[THE EXERCISE]:
Output every entry exactly as written, but omit the pictures.

[INPUT MATERIAL]:
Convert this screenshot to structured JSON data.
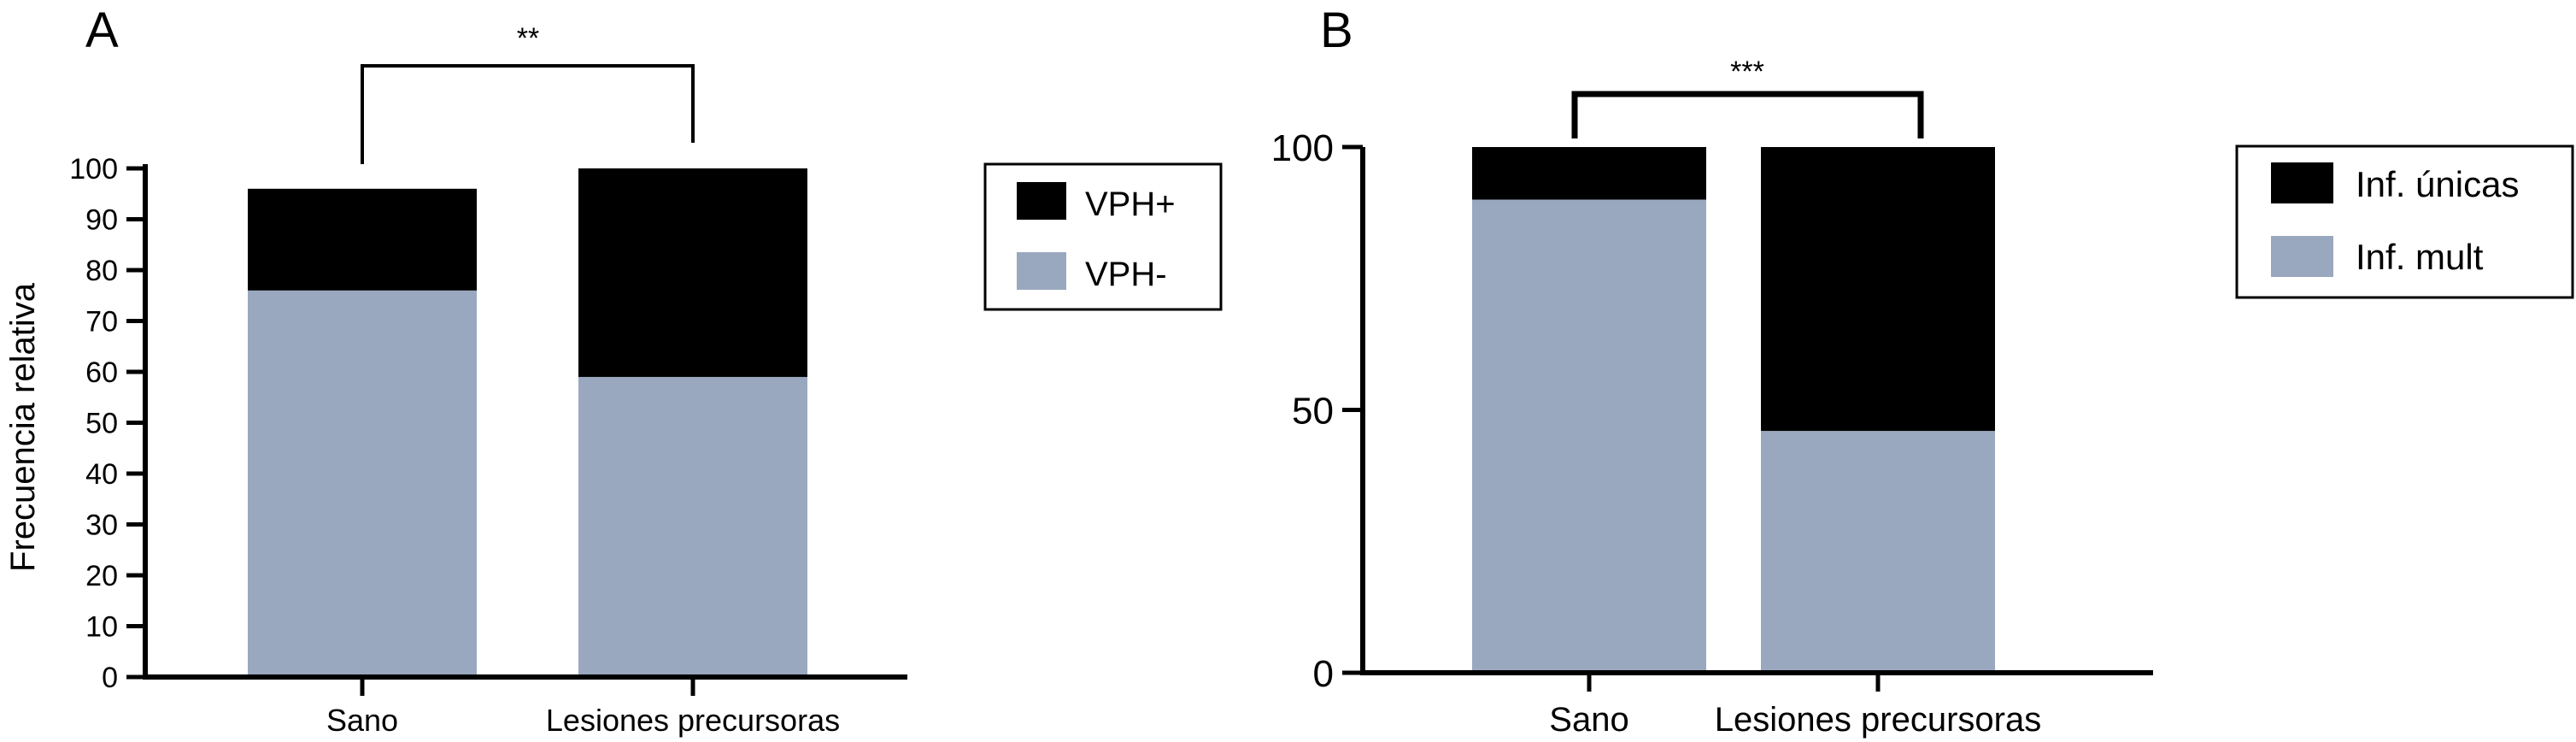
{
  "chart_data": [
    {
      "type": "bar",
      "stacked": true,
      "panel_label": "A",
      "categories": [
        "Sano",
        "Lesiones precursoras"
      ],
      "series": [
        {
          "name": "VPH-",
          "color": "#9aa8bf",
          "values": [
            76,
            59
          ]
        },
        {
          "name": "VPH+",
          "color": "#000000",
          "values": [
            20,
            41
          ]
        }
      ],
      "ylabel": "Frecuencia relativa",
      "ylim": [
        0,
        100
      ],
      "yticks": [
        "0",
        "10",
        "20",
        "30",
        "40",
        "50",
        "60",
        "70",
        "80",
        "90",
        "100"
      ],
      "significance": "**",
      "legend": {
        "placement": "right",
        "items": [
          "VPH+",
          "VPH-"
        ]
      },
      "grid": false
    },
    {
      "type": "bar",
      "stacked": true,
      "panel_label": "B",
      "categories": [
        "Sano",
        "Lesiones precursoras"
      ],
      "series": [
        {
          "name": "Inf. mult",
          "color": "#9aa8bf",
          "values": [
            90,
            46
          ]
        },
        {
          "name": "Inf. únicas",
          "color": "#000000",
          "values": [
            10,
            54
          ]
        }
      ],
      "ylabel": "",
      "ylim": [
        0,
        100
      ],
      "yticks": [
        "0",
        "50",
        "100"
      ],
      "significance": "***",
      "legend": {
        "placement": "right",
        "items": [
          "Inf. únicas",
          "Inf. mult"
        ]
      },
      "grid": false
    }
  ]
}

[FINAL ANSWER]:
Convert this screenshot to structured JSON data.
{
  "chart_data": [
    {
      "type": "bar",
      "stacked": true,
      "panel_label": "A",
      "categories": [
        "Sano",
        "Lesiones precursoras"
      ],
      "series": [
        {
          "name": "VPH-",
          "color": "#9aa8bf",
          "values": [
            76,
            59
          ]
        },
        {
          "name": "VPH+",
          "color": "#000000",
          "values": [
            20,
            41
          ]
        }
      ],
      "ylabel": "Frecuencia relativa",
      "ylim": [
        0,
        100
      ],
      "yticks": [
        "0",
        "10",
        "20",
        "30",
        "40",
        "50",
        "60",
        "70",
        "80",
        "90",
        "100"
      ],
      "significance": "**",
      "legend": {
        "placement": "right",
        "items": [
          "VPH+",
          "VPH-"
        ]
      },
      "grid": false
    },
    {
      "type": "bar",
      "stacked": true,
      "panel_label": "B",
      "categories": [
        "Sano",
        "Lesiones precursoras"
      ],
      "series": [
        {
          "name": "Inf. mult",
          "color": "#9aa8bf",
          "values": [
            90,
            46
          ]
        },
        {
          "name": "Inf. únicas",
          "color": "#000000",
          "values": [
            10,
            54
          ]
        }
      ],
      "ylabel": "",
      "ylim": [
        0,
        100
      ],
      "yticks": [
        "0",
        "50",
        "100"
      ],
      "significance": "***",
      "legend": {
        "placement": "right",
        "items": [
          "Inf. únicas",
          "Inf. mult"
        ]
      },
      "grid": false
    }
  ]
}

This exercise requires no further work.